#### What to work on
From the listing below, pick out each line with the word "Mazhab".

#### Dataset entries
+++

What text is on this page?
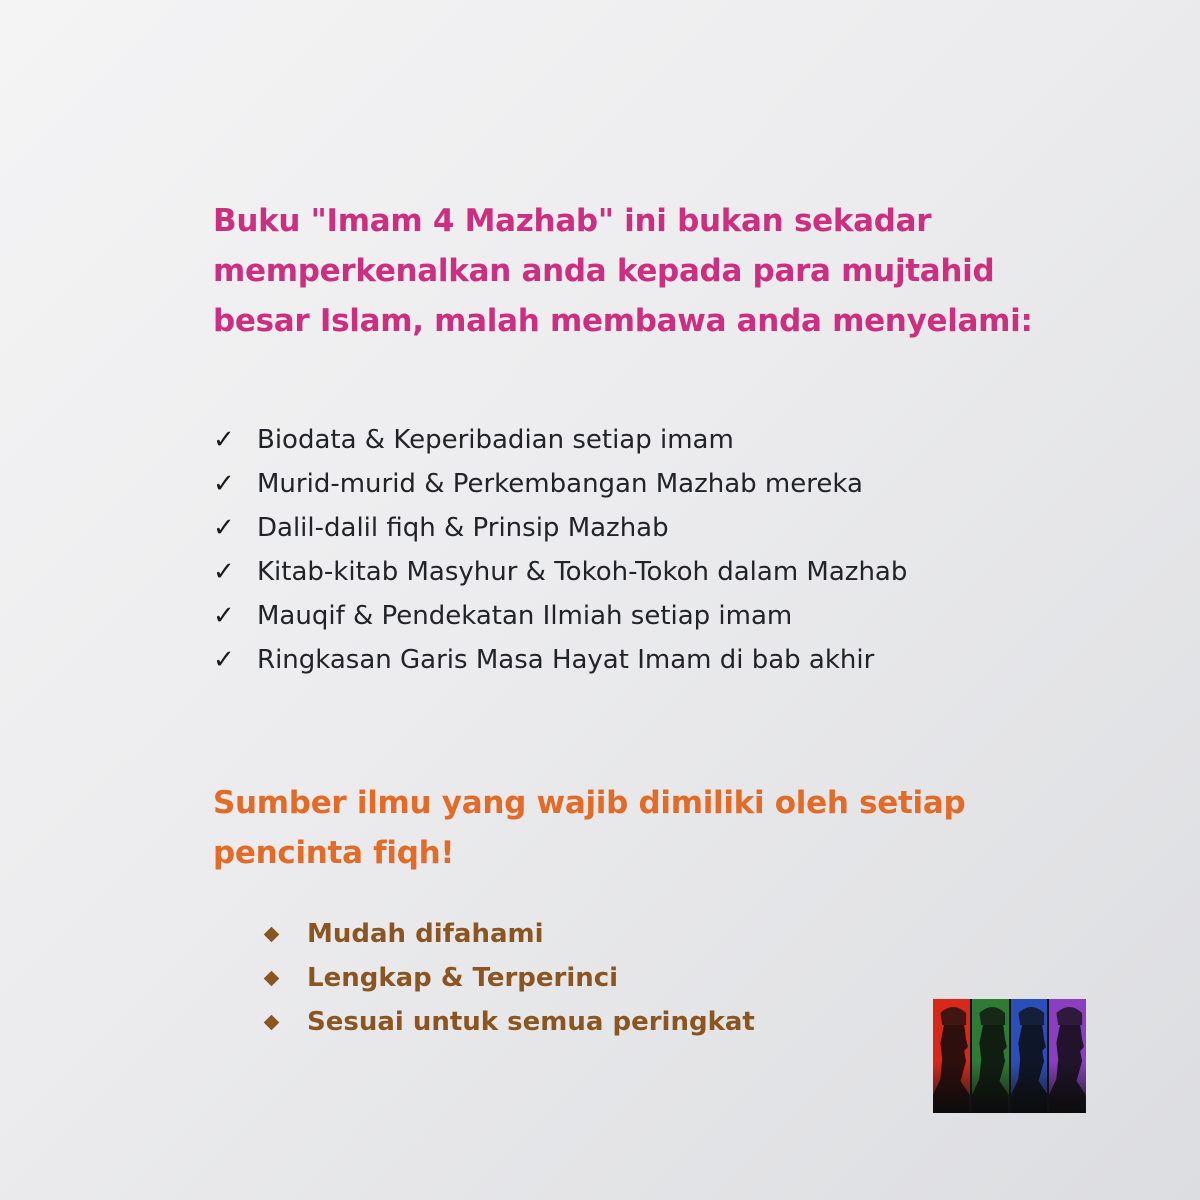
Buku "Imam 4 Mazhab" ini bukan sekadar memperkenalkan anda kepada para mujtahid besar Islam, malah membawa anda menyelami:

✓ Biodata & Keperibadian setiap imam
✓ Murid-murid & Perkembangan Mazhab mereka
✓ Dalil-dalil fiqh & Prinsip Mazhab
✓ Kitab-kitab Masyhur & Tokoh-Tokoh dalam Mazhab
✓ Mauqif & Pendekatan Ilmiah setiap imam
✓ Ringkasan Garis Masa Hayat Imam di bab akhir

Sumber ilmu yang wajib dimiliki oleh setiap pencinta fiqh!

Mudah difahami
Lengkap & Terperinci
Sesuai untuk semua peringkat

+++

#### Exercise result
Buku "Imam 4 Mazhab" ini bukan sekadar memperkenalkan anda kepada para mujtahid besar Islam, malah membawa anda menyelami:
✓ Murid-murid & Perkembangan Mazhab mereka
✓ Dalil-dalil fiqh & Prinsip Mazhab
✓ Kitab-kitab Masyhur & Tokoh-Tokoh dalam Mazhab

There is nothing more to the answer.